::: Data in this exercise
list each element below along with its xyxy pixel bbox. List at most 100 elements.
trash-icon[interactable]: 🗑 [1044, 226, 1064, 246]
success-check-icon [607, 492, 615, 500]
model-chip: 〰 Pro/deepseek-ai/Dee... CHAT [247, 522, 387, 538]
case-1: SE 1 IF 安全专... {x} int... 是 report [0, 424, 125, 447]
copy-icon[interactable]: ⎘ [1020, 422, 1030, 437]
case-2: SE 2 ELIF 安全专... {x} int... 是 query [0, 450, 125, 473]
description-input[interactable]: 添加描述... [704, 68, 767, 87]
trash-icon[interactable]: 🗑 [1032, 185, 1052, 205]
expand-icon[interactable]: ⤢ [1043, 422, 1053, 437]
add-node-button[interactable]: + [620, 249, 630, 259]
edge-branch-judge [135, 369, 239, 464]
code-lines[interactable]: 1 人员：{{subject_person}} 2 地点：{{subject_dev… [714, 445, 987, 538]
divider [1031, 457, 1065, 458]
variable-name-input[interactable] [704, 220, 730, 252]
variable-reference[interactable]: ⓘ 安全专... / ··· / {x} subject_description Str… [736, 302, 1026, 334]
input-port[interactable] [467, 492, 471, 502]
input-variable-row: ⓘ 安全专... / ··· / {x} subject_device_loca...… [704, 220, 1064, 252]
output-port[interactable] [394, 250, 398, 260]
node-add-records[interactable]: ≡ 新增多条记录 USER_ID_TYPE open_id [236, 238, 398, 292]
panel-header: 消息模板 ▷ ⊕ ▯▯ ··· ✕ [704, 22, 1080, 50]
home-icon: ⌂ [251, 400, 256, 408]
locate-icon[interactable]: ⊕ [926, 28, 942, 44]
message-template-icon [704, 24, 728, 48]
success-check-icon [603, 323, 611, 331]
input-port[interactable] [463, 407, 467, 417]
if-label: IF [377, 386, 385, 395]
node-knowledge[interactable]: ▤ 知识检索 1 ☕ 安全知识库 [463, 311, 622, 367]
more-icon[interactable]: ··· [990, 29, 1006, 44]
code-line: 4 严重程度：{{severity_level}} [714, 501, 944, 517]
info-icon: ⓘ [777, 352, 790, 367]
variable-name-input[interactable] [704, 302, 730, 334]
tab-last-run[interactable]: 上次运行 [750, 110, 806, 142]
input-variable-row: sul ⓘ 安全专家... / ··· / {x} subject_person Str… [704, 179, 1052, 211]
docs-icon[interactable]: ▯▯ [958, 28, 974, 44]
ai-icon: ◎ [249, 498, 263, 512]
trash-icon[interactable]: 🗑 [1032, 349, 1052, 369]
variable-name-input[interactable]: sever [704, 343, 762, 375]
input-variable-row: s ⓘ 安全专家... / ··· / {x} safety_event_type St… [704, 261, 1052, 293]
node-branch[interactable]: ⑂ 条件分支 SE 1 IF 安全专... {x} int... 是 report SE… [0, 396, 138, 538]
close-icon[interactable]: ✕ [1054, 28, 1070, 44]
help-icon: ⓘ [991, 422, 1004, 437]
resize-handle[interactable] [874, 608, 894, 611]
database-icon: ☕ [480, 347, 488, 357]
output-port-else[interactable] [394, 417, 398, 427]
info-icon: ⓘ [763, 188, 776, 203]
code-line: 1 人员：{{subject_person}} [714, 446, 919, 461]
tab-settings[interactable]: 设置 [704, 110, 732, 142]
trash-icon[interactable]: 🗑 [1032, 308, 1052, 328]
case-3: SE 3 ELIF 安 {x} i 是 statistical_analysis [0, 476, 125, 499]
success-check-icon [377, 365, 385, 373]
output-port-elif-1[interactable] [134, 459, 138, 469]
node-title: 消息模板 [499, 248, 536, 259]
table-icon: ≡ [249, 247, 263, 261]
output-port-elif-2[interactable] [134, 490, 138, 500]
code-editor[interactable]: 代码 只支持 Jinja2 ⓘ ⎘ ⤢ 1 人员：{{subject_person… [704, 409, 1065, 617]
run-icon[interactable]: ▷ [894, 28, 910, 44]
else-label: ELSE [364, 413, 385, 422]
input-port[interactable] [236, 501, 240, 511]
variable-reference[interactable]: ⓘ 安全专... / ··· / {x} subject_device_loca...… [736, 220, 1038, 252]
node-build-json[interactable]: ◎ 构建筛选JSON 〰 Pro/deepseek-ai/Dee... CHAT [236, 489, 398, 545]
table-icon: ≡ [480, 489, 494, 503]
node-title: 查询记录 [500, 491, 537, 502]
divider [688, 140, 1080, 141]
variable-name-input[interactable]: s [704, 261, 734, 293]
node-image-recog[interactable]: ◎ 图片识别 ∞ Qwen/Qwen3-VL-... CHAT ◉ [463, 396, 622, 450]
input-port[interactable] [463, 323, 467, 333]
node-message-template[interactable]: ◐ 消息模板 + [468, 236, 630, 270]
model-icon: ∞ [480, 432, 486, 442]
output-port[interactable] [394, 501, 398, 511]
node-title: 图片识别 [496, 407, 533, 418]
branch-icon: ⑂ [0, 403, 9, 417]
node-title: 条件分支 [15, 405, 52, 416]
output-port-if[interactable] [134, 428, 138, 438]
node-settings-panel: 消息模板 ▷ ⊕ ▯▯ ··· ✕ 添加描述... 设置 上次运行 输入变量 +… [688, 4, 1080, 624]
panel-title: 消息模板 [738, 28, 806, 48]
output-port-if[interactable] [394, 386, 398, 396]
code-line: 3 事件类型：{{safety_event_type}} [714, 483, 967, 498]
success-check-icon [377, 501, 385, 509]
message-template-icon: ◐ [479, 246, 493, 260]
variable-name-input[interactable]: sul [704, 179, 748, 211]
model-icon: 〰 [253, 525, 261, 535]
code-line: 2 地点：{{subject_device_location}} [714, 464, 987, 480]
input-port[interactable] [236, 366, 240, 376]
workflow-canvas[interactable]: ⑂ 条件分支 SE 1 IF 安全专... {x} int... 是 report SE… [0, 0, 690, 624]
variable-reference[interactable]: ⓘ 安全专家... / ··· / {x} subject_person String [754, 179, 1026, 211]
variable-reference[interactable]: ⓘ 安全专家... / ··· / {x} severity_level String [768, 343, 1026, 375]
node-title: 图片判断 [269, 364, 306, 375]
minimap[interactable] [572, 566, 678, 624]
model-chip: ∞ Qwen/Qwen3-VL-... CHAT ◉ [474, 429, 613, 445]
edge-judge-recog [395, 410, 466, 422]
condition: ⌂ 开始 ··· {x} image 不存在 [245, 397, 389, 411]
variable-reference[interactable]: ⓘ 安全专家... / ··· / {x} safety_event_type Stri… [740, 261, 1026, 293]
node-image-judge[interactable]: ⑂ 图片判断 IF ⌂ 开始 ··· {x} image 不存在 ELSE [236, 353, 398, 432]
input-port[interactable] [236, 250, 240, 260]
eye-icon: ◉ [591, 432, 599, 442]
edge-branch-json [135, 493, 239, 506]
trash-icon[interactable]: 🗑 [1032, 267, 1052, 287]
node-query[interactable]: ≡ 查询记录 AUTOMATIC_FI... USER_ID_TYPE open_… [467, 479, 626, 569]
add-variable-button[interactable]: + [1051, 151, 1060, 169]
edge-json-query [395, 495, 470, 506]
::::::
Your task |
Reproduce every line of the items above word for word, keeping them in the same order.

Complete output |
list each element below along with its xyxy pixel bbox. List at most 100 elements.
trash-icon[interactable]: 🗑 [1044, 226, 1064, 246]
success-check-icon [607, 492, 615, 500]
model-chip: 〰 Pro/deepseek-ai/Dee... CHAT [247, 522, 387, 538]
case-1: SE 1 IF 安全专... {x} int... 是 report [0, 424, 125, 447]
copy-icon[interactable]: ⎘ [1020, 422, 1030, 437]
case-2: SE 2 ELIF 安全专... {x} int... 是 query [0, 450, 125, 473]
description-input[interactable]: 添加描述... [704, 68, 767, 87]
trash-icon[interactable]: 🗑 [1032, 185, 1052, 205]
expand-icon[interactable]: ⤢ [1043, 422, 1053, 437]
add-node-button[interactable]: + [620, 249, 630, 259]
edge-branch-judge [135, 369, 239, 464]
code-lines[interactable]: 1 人员：{{subject_person}} 2 地点：{{subject_dev… [714, 445, 987, 538]
divider [1031, 457, 1065, 458]
variable-name-input[interactable] [704, 220, 730, 252]
variable-reference[interactable]: ⓘ 安全专... / ··· / {x} subject_description Str… [736, 302, 1026, 334]
input-port[interactable] [467, 492, 471, 502]
input-variable-row: ⓘ 安全专... / ··· / {x} subject_device_loca...… [704, 220, 1064, 252]
output-port[interactable] [394, 250, 398, 260]
node-add-records[interactable]: ≡ 新增多条记录 USER_ID_TYPE open_id [236, 238, 398, 292]
panel-header: 消息模板 ▷ ⊕ ▯▯ ··· ✕ [704, 22, 1080, 50]
home-icon: ⌂ [251, 400, 256, 408]
locate-icon[interactable]: ⊕ [926, 28, 942, 44]
message-template-icon [704, 24, 728, 48]
success-check-icon [603, 323, 611, 331]
input-port[interactable] [463, 407, 467, 417]
if-label: IF [377, 386, 385, 395]
node-knowledge[interactable]: ▤ 知识检索 1 ☕ 安全知识库 [463, 311, 622, 367]
more-icon[interactable]: ··· [990, 29, 1006, 44]
code-line: 4 严重程度：{{severity_level}} [714, 501, 944, 517]
info-icon: ⓘ [777, 352, 790, 367]
variable-name-input[interactable] [704, 302, 730, 334]
tab-last-run[interactable]: 上次运行 [750, 110, 806, 142]
input-variable-row: sul ⓘ 安全专家... / ··· / {x} subject_person Str… [704, 179, 1052, 211]
docs-icon[interactable]: ▯▯ [958, 28, 974, 44]
ai-icon: ◎ [249, 498, 263, 512]
trash-icon[interactable]: 🗑 [1032, 349, 1052, 369]
variable-name-input[interactable]: sever [704, 343, 762, 375]
input-variable-row: s ⓘ 安全专家... / ··· / {x} safety_event_type St… [704, 261, 1052, 293]
node-branch[interactable]: ⑂ 条件分支 SE 1 IF 安全专... {x} int... 是 report SE… [0, 396, 138, 538]
close-icon[interactable]: ✕ [1054, 28, 1070, 44]
help-icon: ⓘ [991, 422, 1004, 437]
resize-handle[interactable] [874, 608, 894, 611]
database-icon: ☕ [480, 347, 488, 357]
output-port-else[interactable] [394, 417, 398, 427]
info-icon: ⓘ [763, 188, 776, 203]
code-line: 1 人员：{{subject_person}} [714, 446, 919, 461]
tab-settings[interactable]: 设置 [704, 110, 732, 142]
trash-icon[interactable]: 🗑 [1032, 308, 1052, 328]
case-3: SE 3 ELIF 安 {x} i 是 statistical_analysis [0, 476, 125, 499]
success-check-icon [377, 365, 385, 373]
output-port-elif-1[interactable] [134, 459, 138, 469]
node-title: 消息模板 [499, 248, 536, 259]
table-icon: ≡ [249, 247, 263, 261]
output-port-elif-2[interactable] [134, 490, 138, 500]
code-editor[interactable]: 代码 只支持 Jinja2 ⓘ ⎘ ⤢ 1 人员：{{subject_person… [704, 409, 1065, 617]
run-icon[interactable]: ▷ [894, 28, 910, 44]
else-label: ELSE [364, 413, 385, 422]
input-port[interactable] [236, 501, 240, 511]
variable-reference[interactable]: ⓘ 安全专... / ··· / {x} subject_device_loca...… [736, 220, 1038, 252]
node-build-json[interactable]: ◎ 构建筛选JSON 〰 Pro/deepseek-ai/Dee... CHAT [236, 489, 398, 545]
table-icon: ≡ [480, 489, 494, 503]
node-title: 查询记录 [500, 491, 537, 502]
divider [688, 140, 1080, 141]
variable-name-input[interactable]: s [704, 261, 734, 293]
node-image-recog[interactable]: ◎ 图片识别 ∞ Qwen/Qwen3-VL-... CHAT ◉ [463, 396, 622, 450]
input-port[interactable] [463, 323, 467, 333]
node-message-template[interactable]: ◐ 消息模板 + [468, 236, 630, 270]
model-icon: ∞ [480, 432, 486, 442]
output-port[interactable] [394, 501, 398, 511]
node-title: 图片识别 [496, 407, 533, 418]
branch-icon: ⑂ [0, 403, 9, 417]
node-title: 条件分支 [15, 405, 52, 416]
output-port-if[interactable] [134, 428, 138, 438]
node-settings-panel: 消息模板 ▷ ⊕ ▯▯ ··· ✕ 添加描述... 设置 上次运行 输入变量 +… [688, 4, 1080, 624]
panel-title: 消息模板 [738, 28, 806, 48]
output-port-if[interactable] [394, 386, 398, 396]
code-line: 3 事件类型：{{safety_event_type}} [714, 483, 967, 498]
success-check-icon [377, 501, 385, 509]
message-template-icon: ◐ [479, 246, 493, 260]
variable-name-input[interactable]: sul [704, 179, 748, 211]
model-icon: 〰 [253, 525, 261, 535]
code-line: 2 地点：{{subject_device_location}} [714, 464, 987, 480]
input-port[interactable] [236, 366, 240, 376]
workflow-canvas[interactable]: ⑂ 条件分支 SE 1 IF 安全专... {x} int... 是 report SE… [0, 0, 690, 624]
variable-reference[interactable]: ⓘ 安全专家... / ··· / {x} subject_person String [754, 179, 1026, 211]
variable-reference[interactable]: ⓘ 安全专家... / ··· / {x} severity_level String [768, 343, 1026, 375]
node-title: 图片判断 [269, 364, 306, 375]
minimap[interactable] [572, 566, 678, 624]
model-chip: ∞ Qwen/Qwen3-VL-... CHAT ◉ [474, 429, 613, 445]
edge-judge-recog [395, 410, 466, 422]
condition: ⌂ 开始 ··· {x} image 不存在 [245, 397, 389, 411]
variable-reference[interactable]: ⓘ 安全专家... / ··· / {x} safety_event_type Stri… [740, 261, 1026, 293]
node-image-judge[interactable]: ⑂ 图片判断 IF ⌂ 开始 ··· {x} image 不存在 ELSE [236, 353, 398, 432]
input-port[interactable] [236, 250, 240, 260]
eye-icon: ◉ [591, 432, 599, 442]
edge-branch-json [135, 493, 239, 506]
trash-icon[interactable]: 🗑 [1032, 267, 1052, 287]
node-query[interactable]: ≡ 查询记录 AUTOMATIC_FI... USER_ID_TYPE open_… [467, 479, 626, 569]
add-variable-button[interactable]: + [1051, 151, 1060, 169]
edge-json-query [395, 495, 470, 506]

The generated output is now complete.